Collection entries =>
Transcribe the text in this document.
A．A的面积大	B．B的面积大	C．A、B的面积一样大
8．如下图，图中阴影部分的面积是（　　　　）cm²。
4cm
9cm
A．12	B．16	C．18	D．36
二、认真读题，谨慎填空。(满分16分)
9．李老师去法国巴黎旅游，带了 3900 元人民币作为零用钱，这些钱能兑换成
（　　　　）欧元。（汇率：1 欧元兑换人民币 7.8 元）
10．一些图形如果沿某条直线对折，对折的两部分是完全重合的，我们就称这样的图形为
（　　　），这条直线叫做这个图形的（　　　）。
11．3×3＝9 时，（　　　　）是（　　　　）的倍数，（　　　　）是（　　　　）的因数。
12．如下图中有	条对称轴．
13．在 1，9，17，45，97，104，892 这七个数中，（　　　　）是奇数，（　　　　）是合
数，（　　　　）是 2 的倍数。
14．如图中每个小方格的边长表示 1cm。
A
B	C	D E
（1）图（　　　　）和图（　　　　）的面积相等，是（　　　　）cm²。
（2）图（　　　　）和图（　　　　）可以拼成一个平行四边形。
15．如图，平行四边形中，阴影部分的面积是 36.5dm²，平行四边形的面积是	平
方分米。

WHAT YOU NEED TO DO =>
Print out all the entries precisely as written.

EXPECTED ANSWER =>
Transcribe the text in this document.
A．A的面积大	B．B的面积大	C．A、B的面积一样大
8．如下图，图中阴影部分的面积是（　　　　）cm²。
4cm
9cm
A．12	B．16	C．18	D．36
二、认真读题，谨慎填空。(满分16分)
9．李老师去法国巴黎旅游，带了 3900 元人民币作为零用钱，这些钱能兑换成
（　　　　）欧元。（汇率：1 欧元兑换人民币 7.8 元）
10．一些图形如果沿某条直线对折，对折的两部分是完全重合的，我们就称这样的图形为
（　　　），这条直线叫做这个图形的（　　　）。
11．3×3＝9 时，（　　　　）是（　　　　）的倍数，（　　　　）是（　　　　）的因数。
12．如下图中有	条对称轴．
13．在 1，9，17，45，97，104，892 这七个数中，（　　　　）是奇数，（　　　　）是合
数，（　　　　）是 2 的倍数。
14．如图中每个小方格的边长表示 1cm。
A
B	C	D E
（1）图（　　　　）和图（　　　　）的面积相等，是（　　　　）cm²。
（2）图（　　　　）和图（　　　　）可以拼成一个平行四边形。
15．如图，平行四边形中，阴影部分的面积是 36.5dm²，平行四边形的面积是	平
方分米。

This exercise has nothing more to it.